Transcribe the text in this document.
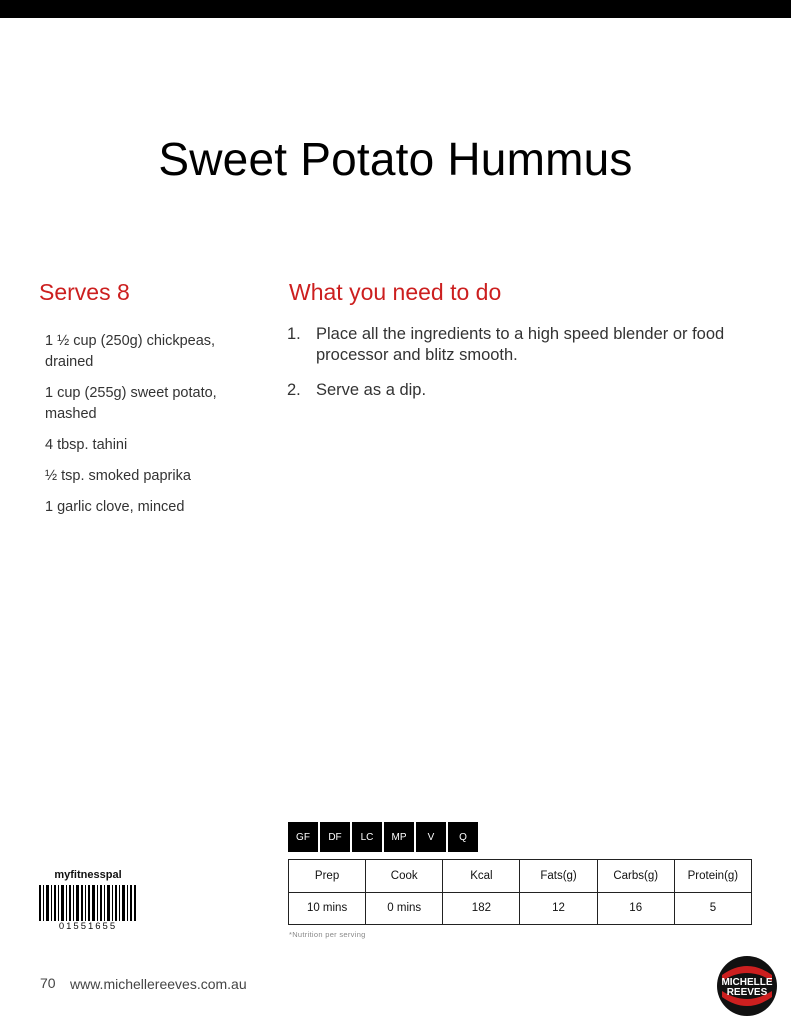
Sweet Potato Hummus
Serves 8	What you need to do
1 ½ cup (250g) chickpeas, drained
1 cup (255g) sweet potato, mashed
4 tbsp. tahini
½ tsp. smoked paprika
1 garlic clove, minced
1. Place all the ingredients to a high speed blender or food processor and blitz smooth.
2. Serve as a dip.
GF	DF	LC	MP	V	Q
Prep	Cook	Kcal	Fats(g)	Carbs(g)	Protein(g)
10 mins	0 mins	182	12	16	5
*Nutrition per serving
myfitnesspal
01551655
70 www.michellereeves.com.au	MICHELLE
REEVES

- [Task details]: Exactly as written, restate all of the data, leaving out the images.

- [Written answer]:
Transcribe the text in this document.
Sweet Potato Hummus
Serves 8	What you need to do
1 ½ cup (250g) chickpeas, drained
1 cup (255g) sweet potato, mashed
4 tbsp. tahini
½ tsp. smoked paprika
1 garlic clove, minced
1. Place all the ingredients to a high speed blender or food processor and blitz smooth.
2. Serve as a dip.
GF	DF	LC	MP	V	Q
Prep	Cook	Kcal	Fats(g)	Carbs(g)	Protein(g)
10 mins	0 mins	182	12	16	5
*Nutrition per serving
myfitnesspal
01551655
70 www.michellereeves.com.au	MICHELLE
REEVES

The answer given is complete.